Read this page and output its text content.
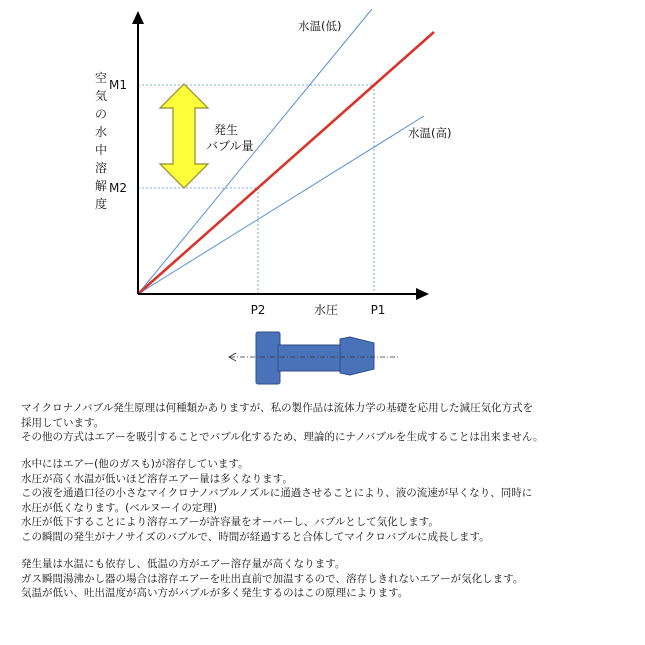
空気の水中溶解度
M1
M2
P2	P1
水圧
水温(低)
水温(高)
発生
バブル量

マイクロナノバブル発生原理は何種類かありますが、私の製作品は流体力学の基礎を応用した減圧気化方式を

採用しています。

その他の方式はエアーを吸引することでバブル化するため、理論的にナノバブルを生成することは出来ません。

水中にはエアー(他のガスも)が溶存しています。

水圧が高く水温が低いほど溶存エアー量は多くなります。

この液を通過口径の小さなマイクロナノバブルノズルに通過させることにより、液の流速が早くなり、同時に

水圧が低くなります。(ベルヌーイの定理)

水圧が低下することにより溶存エアーが許容量をオーバーし、バブルとして気化します。

この瞬間の発生がナノサイズのバブルで、時間が経過すると合体してマイクロバブルに成長します。

発生量は水温にも依存し、低温の方がエアー溶存量が高くなります。

ガス瞬間湯沸かし器の場合は溶存エアーを吐出直前で加温するので、溶存しきれないエアーが気化します。

気温が低い、吐出温度が高い方がバブルが多く発生するのはこの原理によります。
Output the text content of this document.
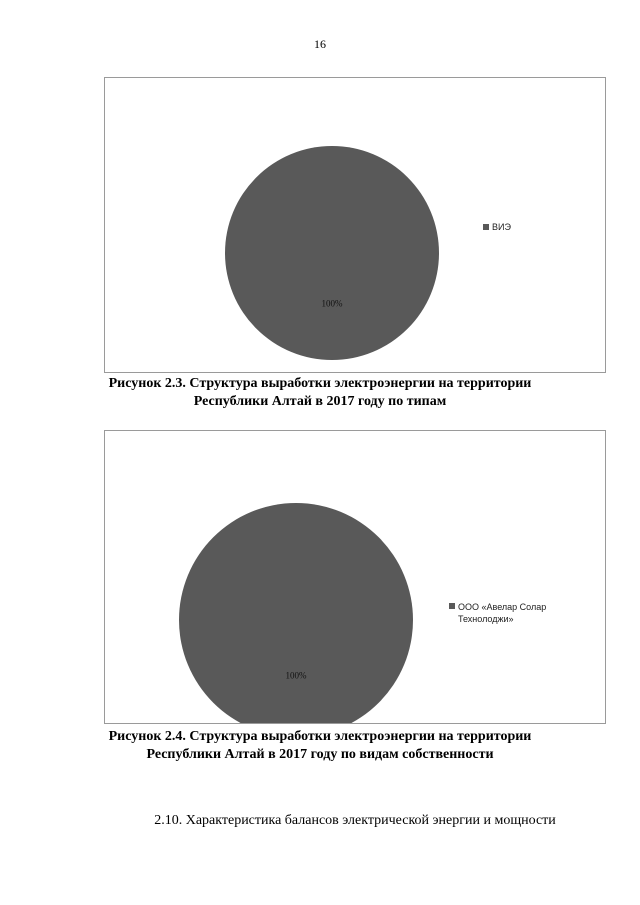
16
100%
ВИЭ
Рисунок 2.3. Структура выработки электроэнергии на территории
Республики Алтай в 2017 году по типам
100%
ООО «Авелар Солар Технолоджи»
Рисунок 2.4. Структура выработки электроэнергии на территории
Республики Алтай в 2017 году по видам собственности
2.10. Характеристика балансов электрической энергии и мощности
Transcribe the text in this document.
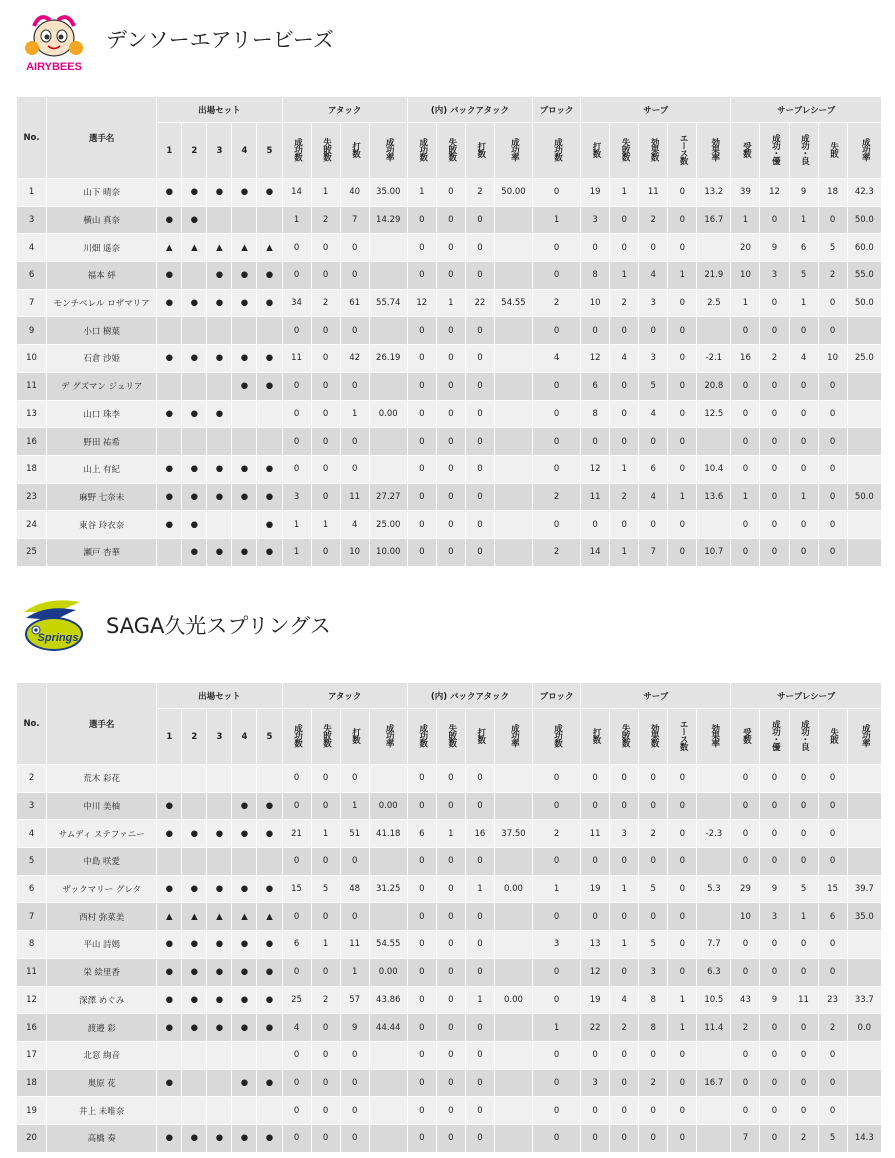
AIRYBEES
デンソーエアリービーズ
No.	選手名	出場セット					アタック				(内) バックアタック				ブロック	サーブ					サーブレシーブ				
		1	2	3	4	5	成功数	失敗数	打数	成功率	成功数	失敗数	打数	成功率	成功数	打数	失敗数	効果数	エース数	効果率	受数	成功・優	成功・良	失敗	成功率
1	山下 晴奈	●	●	●	●	●	14	1	40	35.00	1	0	2	50.00	0	19	1	11	0	13.2	39	12	9	18	42.3
3	横山 真奈	●	●				1	2	7	14.29	0	0	0		1	3	0	2	0	16.7	1	0	1	0	50.0
4	川畑 遥奈	▲	▲	▲	▲	▲	0	0	0		0	0	0		0	0	0	0	0		20	9	6	5	60.0
6	福本 絆	●		●	●	●	0	0	0		0	0	0		0	8	1	4	1	21.9	10	3	5	2	55.0
7	モンチベレル ロザマリア	●	●	●	●	●	34	2	61	55.74	12	1	22	54.55	2	10	2	3	0	2.5	1	0	1	0	50.0
9	小口 樹葉						0	0	0		0	0	0		0	0	0	0	0		0	0	0	0	
10	石倉 沙姫	●	●	●	●	●	11	0	42	26.19	0	0	0		4	12	4	3	0	-2.1	16	2	4	10	25.0
11	デ グズマン ジュリア				●	●	0	0	0		0	0	0		0	6	0	5	0	20.8	0	0	0	0	
13	山口 珠李	●	●	●			0	0	1	0.00	0	0	0		0	8	0	4	0	12.5	0	0	0	0	
16	野田 祐希						0	0	0		0	0	0		0	0	0	0	0		0	0	0	0	
18	山上 有紀	●	●	●	●	●	0	0	0		0	0	0		0	12	1	6	0	10.4	0	0	0	0	
23	麻野 七奈未	●	●	●	●	●	3	0	11	27.27	0	0	0		2	11	2	4	1	13.6	1	0	1	0	50.0
24	東谷 玲衣奈	●	●			●	1	1	4	25.00	0	0	0		0	0	0	0	0		0	0	0	0	
25	瀬戸 杏華		●	●	●	●	1	0	10	10.00	0	0	0		2	14	1	7	0	10.7	0	0	0	0	
Springs SAGA久光スプリングス
No.	選手名	出場セット					アタック				(内) バックアタック				ブロック	サーブ					サーブレシーブ				
		1	2	3	4	5	成功数	失敗数	打数	成功率	成功数	失敗数	打数	成功率	成功数	打数	失敗数	効果数	エース数	効果率	受数	成功・優	成功・良	失敗	成功率
2	荒木 彩花						0	0	0		0	0	0		0	0	0	0	0		0	0	0	0	
3	中川 美柚	●			●	●	0	0	1	0.00	0	0	0		0	0	0	0	0		0	0	0	0	
4	サムディ ステファニー	●	●	●	●	●	21	1	51	41.18	6	1	16	37.50	2	11	3	2	0	-2.3	0	0	0	0	
5	中島 咲愛						0	0	0		0	0	0		0	0	0	0	0		0	0	0	0	
6	ザックマリー グレタ	●	●	●	●	●	15	5	48	31.25	0	0	1	0.00	1	19	1	5	0	5.3	29	9	5	15	39.7
7	西村 弥菜美	▲	▲	▲	▲	▲	0	0	0		0	0	0		0	0	0	0	0		10	3	1	6	35.0
8	平山 詩嫣	●	●	●	●	●	6	1	11	54.55	0	0	0		3	13	1	5	0	7.7	0	0	0	0	
11	栄 絵里香	●	●	●	●	●	0	0	1	0.00	0	0	0		0	12	0	3	0	6.3	0	0	0	0	
12	深澤 めぐみ	●	●	●	●	●	25	2	57	43.86	0	0	1	0.00	0	19	4	8	1	10.5	43	9	11	23	33.7
16	渡邉 彩	●	●	●	●	●	4	0	9	44.44	0	0	0		1	22	2	8	1	11.4	2	0	0	2	0.0
17	北窓 絢音						0	0	0		0	0	0		0	0	0	0	0		0	0	0	0	
18	奥原 花	●			●	●	0	0	0		0	0	0		0	3	0	2	0	16.7	0	0	0	0	
19	井上 未唯奈						0	0	0		0	0	0		0	0	0	0	0		0	0	0	0	
20	高橋 奏	●	●	●	●	●	0	0	0		0	0	0		0	0	0	0	0		7	0	2	5	14.3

• _GIVEN TASK_: Restate every record exactly, please; do not copy the pictures.

• _THE RESPONSE_:
Read this page and output its text content.
空気の水中溶解度
M1
M2
P2	P1
水圧
水温(低)
水温(高)
発生
バブル量

マイクロナノバブル発生原理は何種類かありますが、私の製作品は流体力学の基礎を応用した減圧気化方式を

採用しています。

その他の方式はエアーを吸引することでバブル化するため、理論的にナノバブルを生成することは出来ません。

水中にはエアー(他のガスも)が溶存しています。

水圧が高く水温が低いほど溶存エアー量は多くなります。

この液を通過口径の小さなマイクロナノバブルノズルに通過させることにより、液の流速が早くなり、同時に

水圧が低くなります。(ベルヌーイの定理)

水圧が低下することにより溶存エアーが許容量をオーバーし、バブルとして気化します。

この瞬間の発生がナノサイズのバブルで、時間が経過すると合体してマイクロバブルに成長します。

発生量は水温にも依存し、低温の方がエアー溶存量が高くなります。

ガス瞬間湯沸かし器の場合は溶存エアーを吐出直前で加温するので、溶存しきれないエアーが気化します。

気温が低い、吐出温度が高い方がバブルが多く発生するのはこの原理によります。
Output the text content of this document.
16
100%
ВИЭ
Рисунок 2.3. Структура выработки электроэнергии на территории
Республики Алтай в 2017 году по типам
100%
ООО «Авелар Солар Технолоджи»
Рисунок 2.4. Структура выработки электроэнергии на территории
Республики Алтай в 2017 году по видам собственности
2.10. Характеристика балансов электрической энергии и мощности
Transcribe the text in this document.
AIRYBEES
デンソーエアリービーズ
No.	選手名	出場セット					アタック				(内) バックアタック				ブロック	サーブ					サーブレシーブ				
		1	2	3	4	5	成功数	失敗数	打数	成功率	成功数	失敗数	打数	成功率	成功数	打数	失敗数	効果数	エース数	効果率	受数	成功・優	成功・良	失敗	成功率
1	山下 晴奈	●	●	●	●	●	14	1	40	35.00	1	0	2	50.00	0	19	1	11	0	13.2	39	12	9	18	42.3
3	横山 真奈	●	●				1	2	7	14.29	0	0	0		1	3	0	2	0	16.7	1	0	1	0	50.0
4	川畑 遥奈	▲	▲	▲	▲	▲	0	0	0		0	0	0		0	0	0	0	0		20	9	6	5	60.0
6	福本 絆	●		●	●	●	0	0	0		0	0	0		0	8	1	4	1	21.9	10	3	5	2	55.0
7	モンチベレル ロザマリア	●	●	●	●	●	34	2	61	55.74	12	1	22	54.55	2	10	2	3	0	2.5	1	0	1	0	50.0
9	小口 樹葉						0	0	0		0	0	0		0	0	0	0	0		0	0	0	0	
10	石倉 沙姫	●	●	●	●	●	11	0	42	26.19	0	0	0		4	12	4	3	0	-2.1	16	2	4	10	25.0
11	デ グズマン ジュリア				●	●	0	0	0		0	0	0		0	6	0	5	0	20.8	0	0	0	0	
13	山口 珠李	●	●	●			0	0	1	0.00	0	0	0		0	8	0	4	0	12.5	0	0	0	0	
16	野田 祐希						0	0	0		0	0	0		0	0	0	0	0		0	0	0	0	
18	山上 有紀	●	●	●	●	●	0	0	0		0	0	0		0	12	1	6	0	10.4	0	0	0	0	
23	麻野 七奈未	●	●	●	●	●	3	0	11	27.27	0	0	0		2	11	2	4	1	13.6	1	0	1	0	50.0
24	東谷 玲衣奈	●	●			●	1	1	4	25.00	0	0	0		0	0	0	0	0		0	0	0	0	
25	瀬戸 杏華		●	●	●	●	1	0	10	10.00	0	0	0		2	14	1	7	0	10.7	0	0	0	0	
Springs SAGA久光スプリングス
No.	選手名	出場セット					アタック				(内) バックアタック				ブロック	サーブ					サーブレシーブ				
		1	2	3	4	5	成功数	失敗数	打数	成功率	成功数	失敗数	打数	成功率	成功数	打数	失敗数	効果数	エース数	効果率	受数	成功・優	成功・良	失敗	成功率
2	荒木 彩花						0	0	0		0	0	0		0	0	0	0	0		0	0	0	0	
3	中川 美柚	●			●	●	0	0	1	0.00	0	0	0		0	0	0	0	0		0	0	0	0	
4	サムディ ステファニー	●	●	●	●	●	21	1	51	41.18	6	1	16	37.50	2	11	3	2	0	-2.3	0	0	0	0	
5	中島 咲愛						0	0	0		0	0	0		0	0	0	0	0		0	0	0	0	
6	ザックマリー グレタ	●	●	●	●	●	15	5	48	31.25	0	0	1	0.00	1	19	1	5	0	5.3	29	9	5	15	39.7
7	西村 弥菜美	▲	▲	▲	▲	▲	0	0	0		0	0	0		0	0	0	0	0		10	3	1	6	35.0
8	平山 詩嫣	●	●	●	●	●	6	1	11	54.55	0	0	0		3	13	1	5	0	7.7	0	0	0	0	
11	栄 絵里香	●	●	●	●	●	0	0	1	0.00	0	0	0		0	12	0	3	0	6.3	0	0	0	0	
12	深澤 めぐみ	●	●	●	●	●	25	2	57	43.86	0	0	1	0.00	0	19	4	8	1	10.5	43	9	11	23	33.7
16	渡邉 彩	●	●	●	●	●	4	0	9	44.44	0	0	0		1	22	2	8	1	11.4	2	0	0	2	0.0
17	北窓 絢音						0	0	0		0	0	0		0	0	0	0	0		0	0	0	0	
18	奥原 花	●			●	●	0	0	0		0	0	0		0	3	0	2	0	16.7	0	0	0	0	
19	井上 未唯奈						0	0	0		0	0	0		0	0	0	0	0		0	0	0	0	
20	高橋 奏	●	●	●	●	●	0	0	0		0	0	0		0	0	0	0	0		7	0	2	5	14.3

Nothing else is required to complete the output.